Search the material for the word "duration" and copy each line that holds it.

*Data entries:*
::::::::::

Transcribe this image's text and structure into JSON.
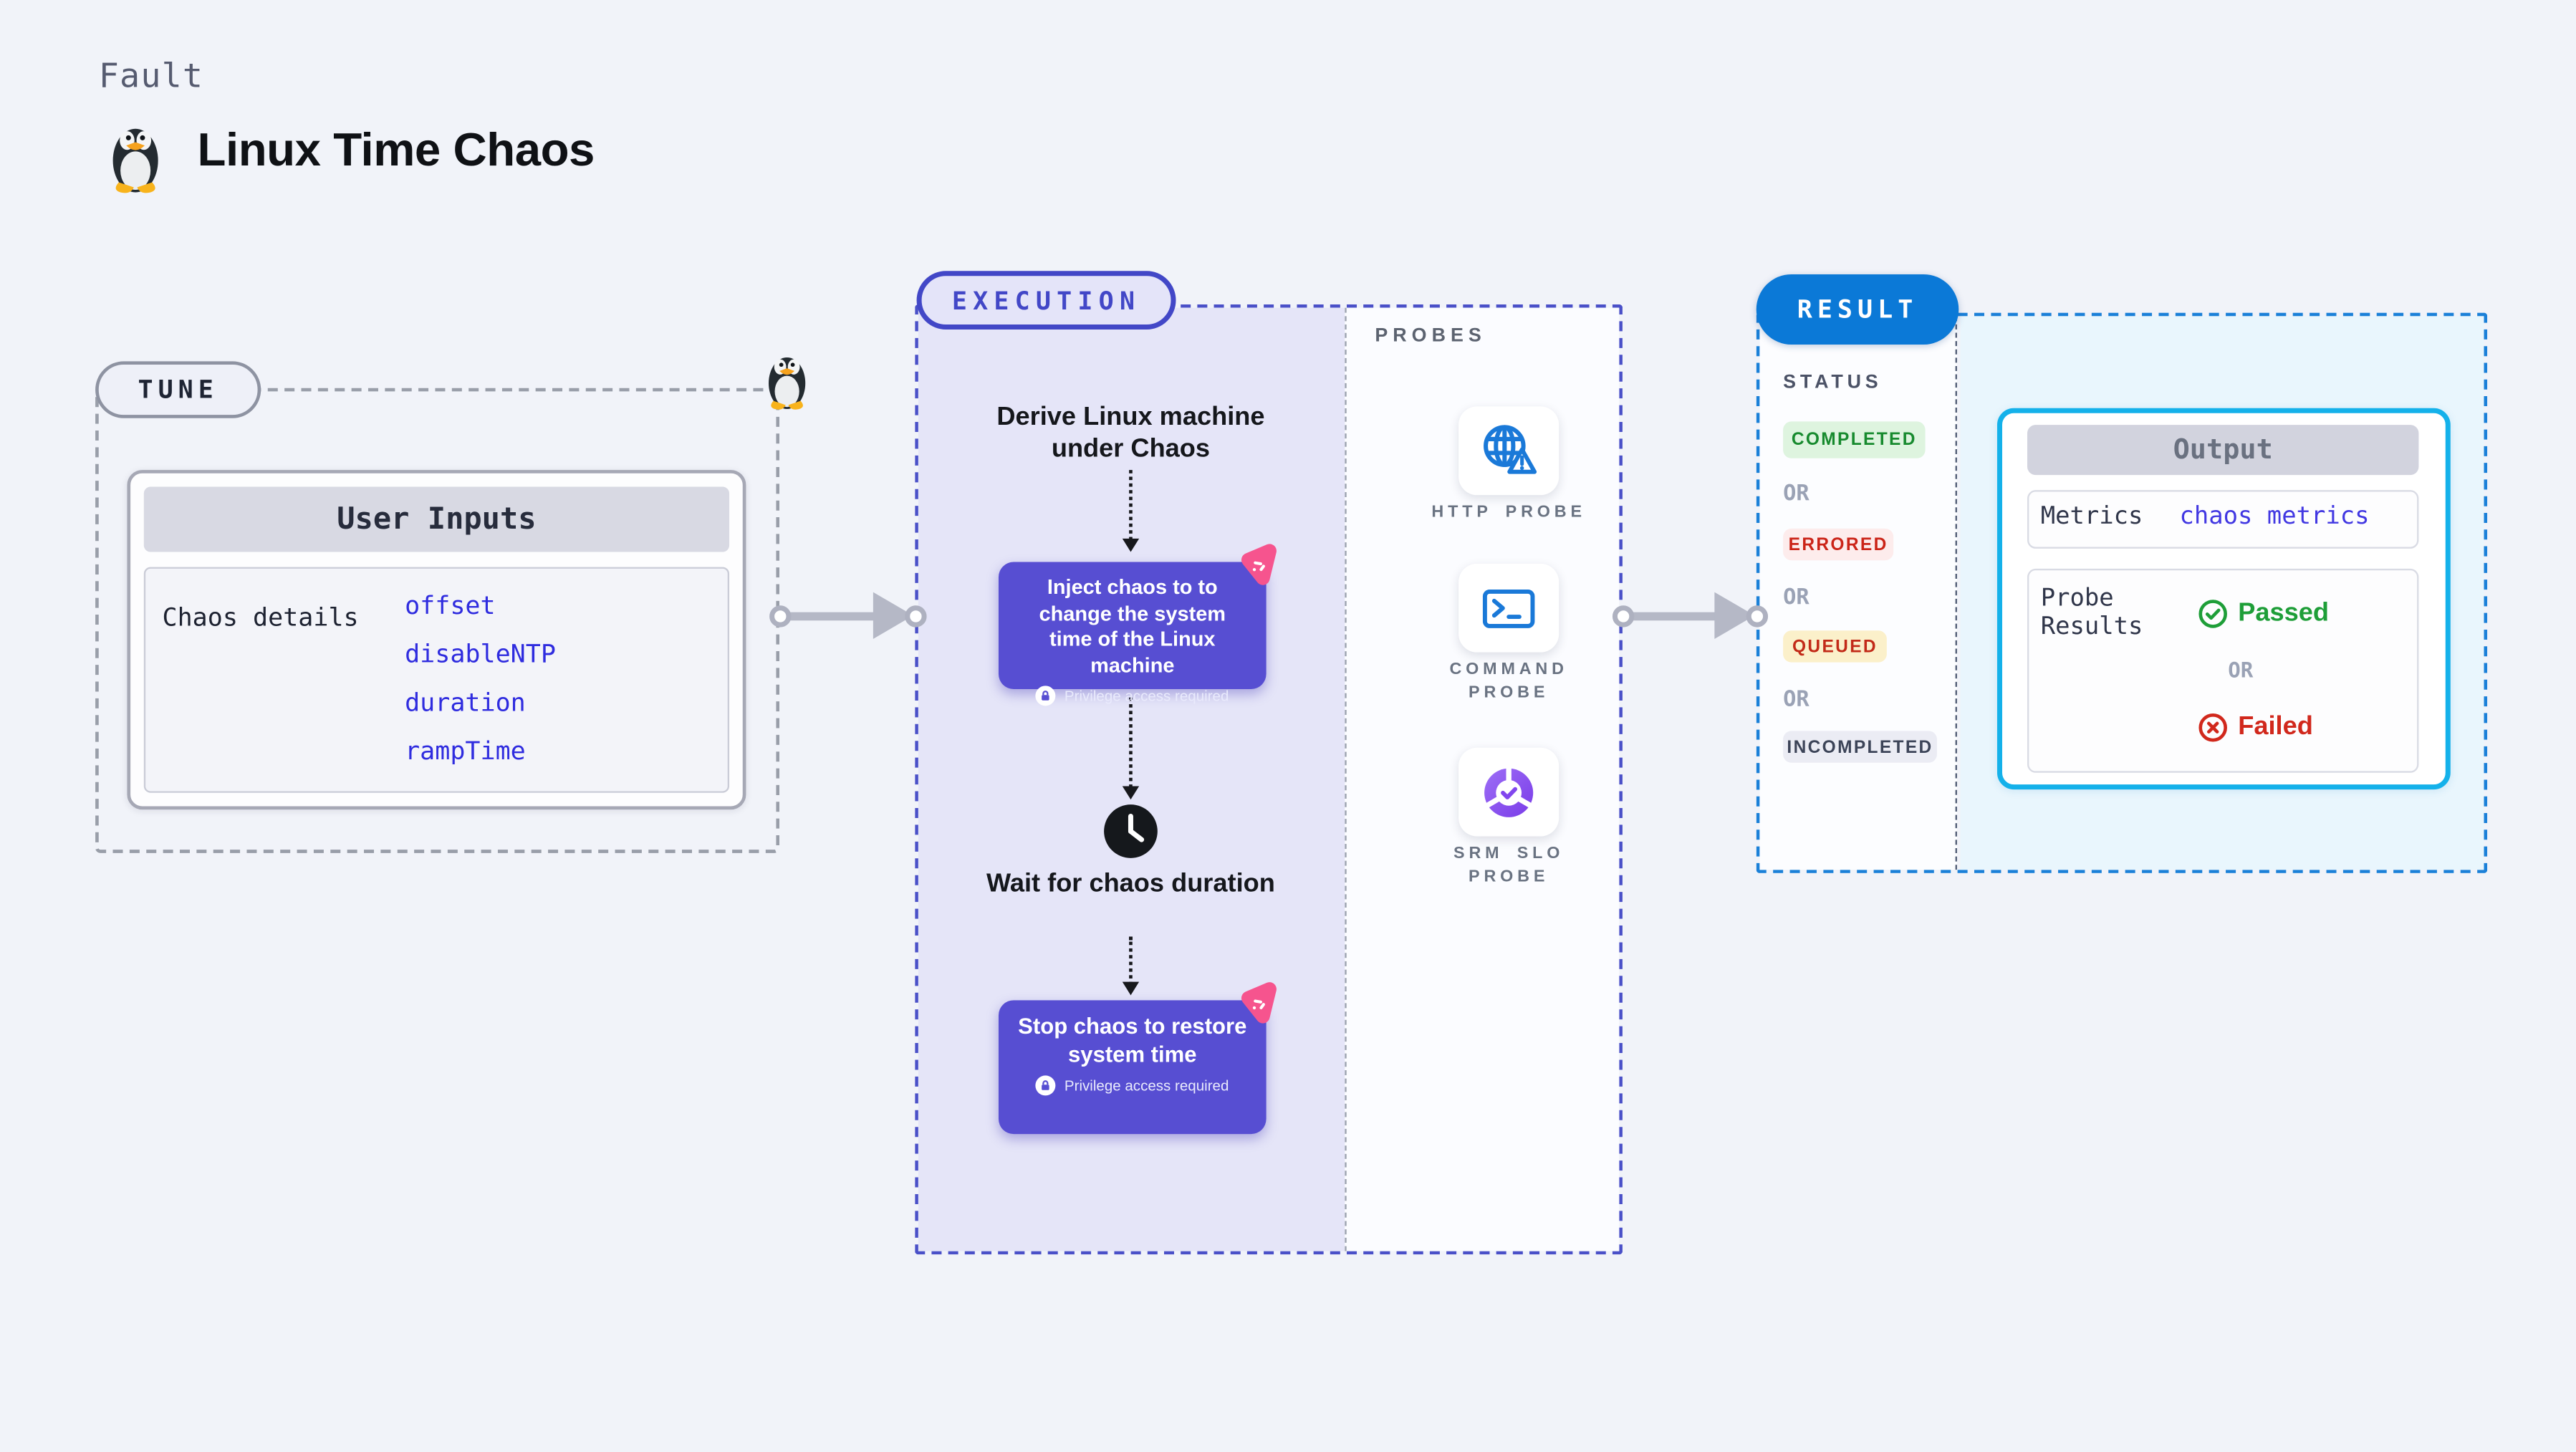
{
  "header": {
    "fault_label": "Fault",
    "title": "Linux Time Chaos"
  },
  "tune": {
    "badge": "TUNE",
    "card_title": "User Inputs",
    "row_label": "Chaos details",
    "params": [
      "offset",
      "disableNTP",
      "duration",
      "rampTime"
    ]
  },
  "execution": {
    "badge": "EXECUTION",
    "derive_text": "Derive Linux machine under Chaos",
    "inject_text": "Inject chaos to to change the system time of the Linux machine",
    "privilege_text": "Privilege access required",
    "wait_text": "Wait for chaos duration",
    "stop_text": "Stop chaos to restore system time"
  },
  "probes": {
    "label": "PROBES",
    "items": [
      {
        "name": "HTTP PROBE",
        "icon": "globe-alert-icon"
      },
      {
        "name": "COMMAND PROBE",
        "icon": "terminal-icon"
      },
      {
        "name": "SRM SLO PROBE",
        "icon": "pie-check-icon"
      }
    ]
  },
  "result": {
    "badge": "RESULT",
    "status_label": "STATUS",
    "or_label": "OR",
    "statuses": [
      {
        "label": "COMPLETED",
        "text_color": "#178a2e",
        "bg_color": "#def4df"
      },
      {
        "label": "ERRORED",
        "text_color": "#cb2418",
        "bg_color": "#fdecec"
      },
      {
        "label": "QUEUED",
        "text_color": "#c22a18",
        "bg_color": "#fbf0ca"
      },
      {
        "label": "INCOMPLETED",
        "text_color": "#3c4458",
        "bg_color": "#ebecf4"
      }
    ],
    "output": {
      "title": "Output",
      "metrics_label": "Metrics",
      "metrics_value": "chaos metrics",
      "probe_results_label": "Probe Results",
      "passed": "Passed",
      "failed": "Failed"
    }
  },
  "colors": {
    "page_bg": "#f1f3f9",
    "execution_accent": "#4247c7",
    "execution_panel_bg": "#e5e5f8",
    "chaos_box_bg": "#574ed2",
    "chaos_logo_pink": "#f6548e",
    "result_accent": "#0b79d7",
    "output_border": "#14b1ea",
    "output_panel_bg": "#e9f6fd",
    "link_blue": "#2f2cdf",
    "passed_green": "#1e9e38",
    "failed_red": "#d1281c",
    "arrow_gray": "#b5b8c6"
  }
}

::::::::::

*Solved exercise:*
      "duration",
    "wait_text": "Wait for chaos duration",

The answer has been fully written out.